The exercise:
Copy out the data below as written; omit any images.

(Extracted data entries)
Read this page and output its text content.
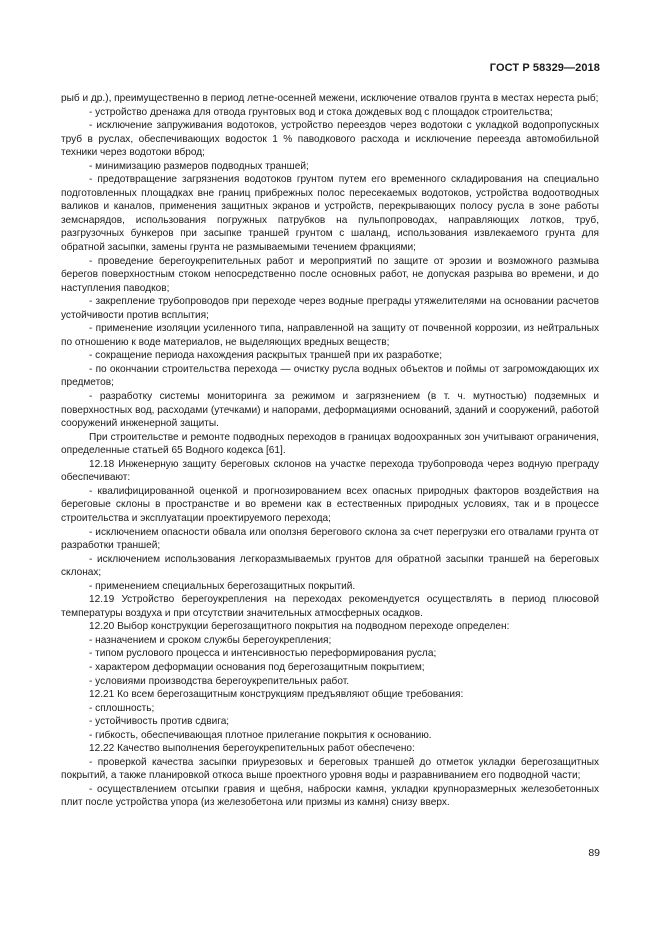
ГОСТ Р 58329—2018

рыб и др.), преимущественно в период летне-осенней межени, исключение отвалов грунта в местах нереста рыб;

- устройство дренажа для отвода грунтовых вод и стока дождевых вод с площадок строительства;

- исключение запруживания водотоков, устройство переездов через водотоки с укладкой водопропускных труб в руслах, обеспечивающих водосток 1 % паводкового расхода и исключение переезда автомобильной техники через водотоки вброд;

- минимизацию размеров подводных траншей;

- предотвращение загрязнения водотоков грунтом путем его временного складирования на специально подготовленных площадках вне границ прибрежных полос пересекаемых водотоков, устройства водоотводных валиков и каналов, применения защитных экранов и устройств, перекрывающих полосу русла в зоне работы земснарядов, использования погружных патрубков на пульпопроводах, направляющих лотков, труб, разгрузочных бункеров при засыпке траншей грунтом с шаланд, использования извлекаемого грунта для обратной засыпки, замены грунта не размываемыми течением фракциями;

- проведение берегоукрепительных работ и мероприятий по защите от эрозии и возможного размыва берегов поверхностным стоком непосредственно после основных работ, не допуская разрыва во времени, и до наступления паводков;

- закрепление трубопроводов при переходе через водные преграды утяжелителями на основании расчетов устойчивости против всплытия;

- применение изоляции усиленного типа, направленной на защиту от почвенной коррозии, из нейтральных по отношению к воде материалов, не выделяющих вредных веществ;

- сокращение периода нахождения раскрытых траншей при их разработке;

- по окончании строительства перехода — очистку русла водных объектов и поймы от загромождающих их предметов;

- разработку системы мониторинга за режимом и загрязнением (в т. ч. мутностью) подземных и поверхностных вод, расходами (утечками) и напорами, деформациями оснований, зданий и сооружений, работой сооружений инженерной защиты.

При строительстве и ремонте подводных переходов в границах водоохранных зон учитывают ограничения, определенные статьей 65 Водного кодекса [61].

12.18 Инженерную защиту береговых склонов на участке перехода трубопровода через водную преграду обеспечивают:

- квалифицированной оценкой и прогнозированием всех опасных природных факторов воздействия на береговые склоны в пространстве и во времени как в естественных природных условиях, так и в процессе строительства и эксплуатации проектируемого перехода;

- исключением опасности обвала или оползня берегового склона за счет перегрузки его отвалами грунта от разработки траншей;

- исключением использования легкоразмываемых грунтов для обратной засыпки траншей на береговых склонах;

- применением специальных берегозащитных покрытий.

12.19 Устройство берегоукрепления на переходах рекомендуется осуществлять в период плюсовой температуры воздуха и при отсутствии значительных атмосферных осадков.

12.20 Выбор конструкции берегозащитного покрытия на подводном переходе определен:

- назначением и сроком службы берегоукрепления;

- типом руслового процесса и интенсивностью переформирования русла;

- характером деформации основания под берегозащитным покрытием;

- условиями производства берегоукрепительных работ.

12.21 Ко всем берегозащитным конструкциям предъявляют общие требования:

- сплошность;

- устойчивость против сдвига;

- гибкость, обеспечивающая плотное прилегание покрытия к основанию.

12.22 Качество выполнения берегоукрепительных работ обеспечено:

- проверкой качества засыпки приурезовых и береговых траншей до отметок укладки берегозащитных покрытий, а также планировкой откоса выше проектного уровня воды и разравниванием его подводной части;

- осуществлением отсыпки гравия и щебня, наброски камня, укладки крупноразмерных железобетонных плит после устройства упора (из железобетона или призмы из камня) снизу вверх.

89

Solved exercise:
Read this page and output its text content.
ГОСТ Р 58329—2018

рыб и др.), преимущественно в период летне-осенней межени, исключение отвалов грунта в местах нереста рыб;

- устройство дренажа для отвода грунтовых вод и стока дождевых вод с площадок строительства;

- исключение запруживания водотоков, устройство переездов через водотоки с укладкой водопропускных труб в руслах, обеспечивающих водосток 1 % паводкового расхода и исключение переезда автомобильной техники через водотоки вброд;

- минимизацию размеров подводных траншей;

- предотвращение загрязнения водотоков грунтом путем его временного складирования на специально подготовленных площадках вне границ прибрежных полос пересекаемых водотоков, устройства водоотводных валиков и каналов, применения защитных экранов и устройств, перекрывающих полосу русла в зоне работы земснарядов, использования погружных патрубков на пульпопроводах, направляющих лотков, труб, разгрузочных бункеров при засыпке траншей грунтом с шаланд, использования извлекаемого грунта для обратной засыпки, замены грунта не размываемыми течением фракциями;

- проведение берегоукрепительных работ и мероприятий по защите от эрозии и возможного размыва берегов поверхностным стоком непосредственно после основных работ, не допуская разрыва во времени, и до наступления паводков;

- закрепление трубопроводов при переходе через водные преграды утяжелителями на основании расчетов устойчивости против всплытия;

- применение изоляции усиленного типа, направленной на защиту от почвенной коррозии, из нейтральных по отношению к воде материалов, не выделяющих вредных веществ;

- сокращение периода нахождения раскрытых траншей при их разработке;

- по окончании строительства перехода — очистку русла водных объектов и поймы от загромождающих их предметов;

- разработку системы мониторинга за режимом и загрязнением (в т. ч. мутностью) подземных и поверхностных вод, расходами (утечками) и напорами, деформациями оснований, зданий и сооружений, работой сооружений инженерной защиты.

При строительстве и ремонте подводных переходов в границах водоохранных зон учитывают ограничения, определенные статьей 65 Водного кодекса [61].

12.18 Инженерную защиту береговых склонов на участке перехода трубопровода через водную преграду обеспечивают:

- квалифицированной оценкой и прогнозированием всех опасных природных факторов воздействия на береговые склоны в пространстве и во времени как в естественных природных условиях, так и в процессе строительства и эксплуатации проектируемого перехода;

- исключением опасности обвала или оползня берегового склона за счет перегрузки его отвалами грунта от разработки траншей;

- исключением использования легкоразмываемых грунтов для обратной засыпки траншей на береговых склонах;

- применением специальных берегозащитных покрытий.

12.19 Устройство берегоукрепления на переходах рекомендуется осуществлять в период плюсовой температуры воздуха и при отсутствии значительных атмосферных осадков.

12.20 Выбор конструкции берегозащитного покрытия на подводном переходе определен:

- назначением и сроком службы берегоукрепления;

- типом руслового процесса и интенсивностью переформирования русла;

- характером деформации основания под берегозащитным покрытием;

- условиями производства берегоукрепительных работ.

12.21 Ко всем берегозащитным конструкциям предъявляют общие требования:

- сплошность;

- устойчивость против сдвига;

- гибкость, обеспечивающая плотное прилегание покрытия к основанию.

12.22 Качество выполнения берегоукрепительных работ обеспечено:

- проверкой качества засыпки приурезовых и береговых траншей до отметок укладки берегозащитных покрытий, а также планировкой откоса выше проектного уровня воды и разравниванием его подводной части;

- осуществлением отсыпки гравия и щебня, наброски камня, укладки крупноразмерных железобетонных плит после устройства упора (из железобетона или призмы из камня) снизу вверх.

89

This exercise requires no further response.